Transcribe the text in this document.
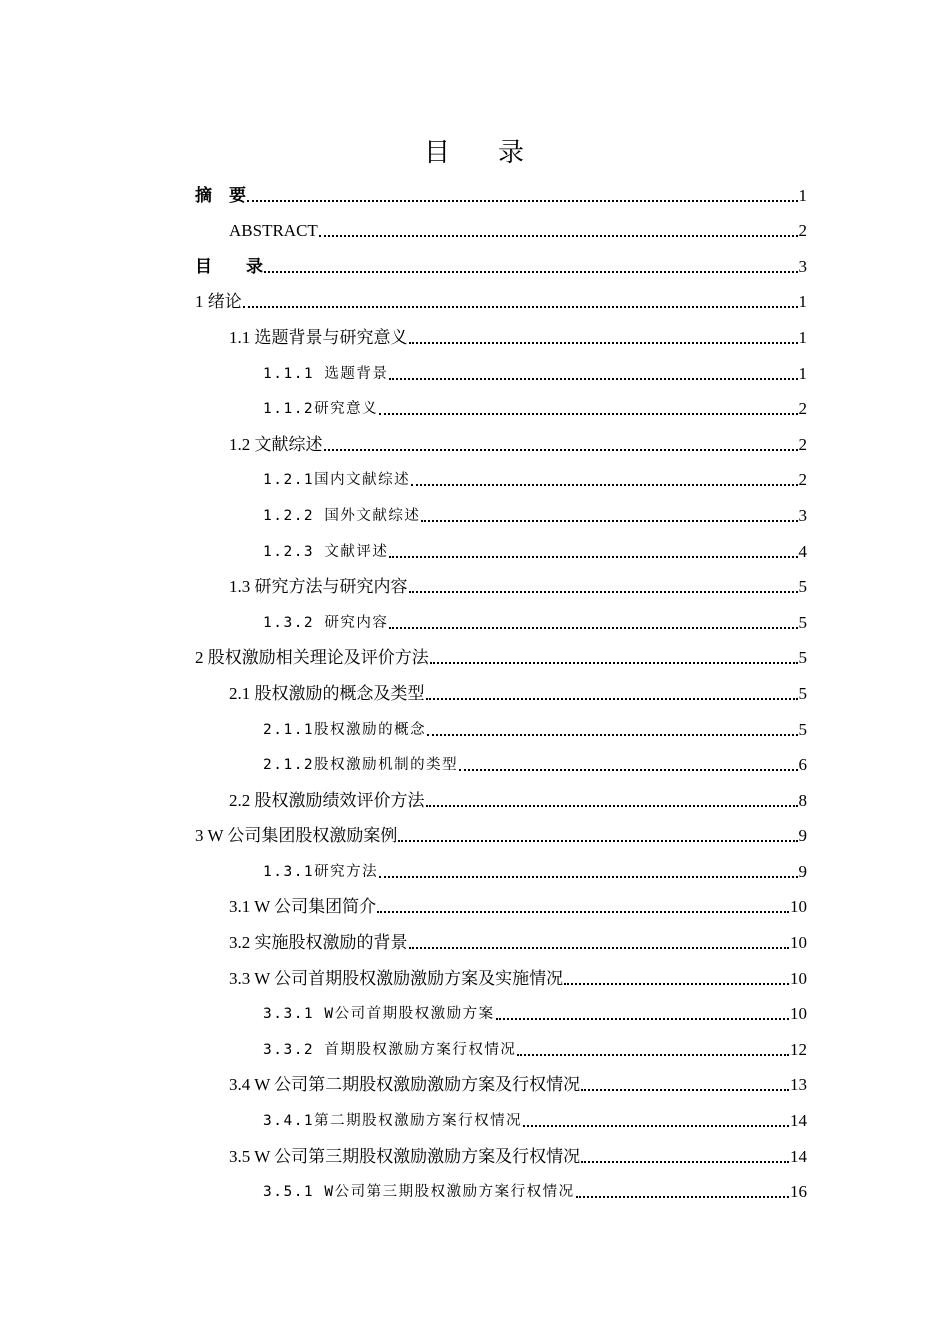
目 录
摘　要	1
ABSTRACT	2
目　　录	3
1 绪论	1
1.1 选题背景与研究意义	1
1.1.1 选题背景	1
1.1.2研究意义	2
1.2 文献综述	2
1.2.1国内文献综述	2
1.2.2 国外文献综述	3
1.2.3 文献评述	4
1.3 研究方法与研究内容	5
1.3.2 研究内容	5
2 股权激励相关理论及评价方法	5
2.1 股权激励的概念及类型	5
2.1.1股权激励的概念	5
2.1.2股权激励机制的类型	6
2.2 股权激励绩效评价方法	8
3 W 公司集团股权激励案例	9
1.3.1研究方法	9
3.1 W 公司集团简介	10
3.2 实施股权激励的背景	10
3.3 W 公司首期股权激励激励方案及实施情况	10
3.3.1 W公司首期股权激励方案	10
3.3.2 首期股权激励方案行权情况	12
3.4 W 公司第二期股权激励激励方案及行权情况	13
3.4.1第二期股权激励方案行权情况	14
3.5 W 公司第三期股权激励激励方案及行权情况	14
3.5.1 W公司第三期股权激励方案行权情况	16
________________
### [Task prompt]
Restate each entry word for word, please, but drop any images it holds.

### [Output]
Transcribe the text in this document.
目 录
摘　要	1
ABSTRACT	2
目　　录	3
1 绪论	1
1.1 选题背景与研究意义	1
1.1.1 选题背景	1
1.1.2研究意义	2
1.2 文献综述	2
1.2.1国内文献综述	2
1.2.2 国外文献综述	3
1.2.3 文献评述	4
1.3 研究方法与研究内容	5
1.3.2 研究内容	5
2 股权激励相关理论及评价方法	5
2.1 股权激励的概念及类型	5
2.1.1股权激励的概念	5
2.1.2股权激励机制的类型	6
2.2 股权激励绩效评价方法	8
3 W 公司集团股权激励案例	9
1.3.1研究方法	9
3.1 W 公司集团简介	10
3.2 实施股权激励的背景	10
3.3 W 公司首期股权激励激励方案及实施情况	10
3.3.1 W公司首期股权激励方案	10
3.3.2 首期股权激励方案行权情况	12
3.4 W 公司第二期股权激励激励方案及行权情况	13
3.4.1第二期股权激励方案行权情况	14
3.5 W 公司第三期股权激励激励方案及行权情况	14
3.5.1 W公司第三期股权激励方案行权情况	16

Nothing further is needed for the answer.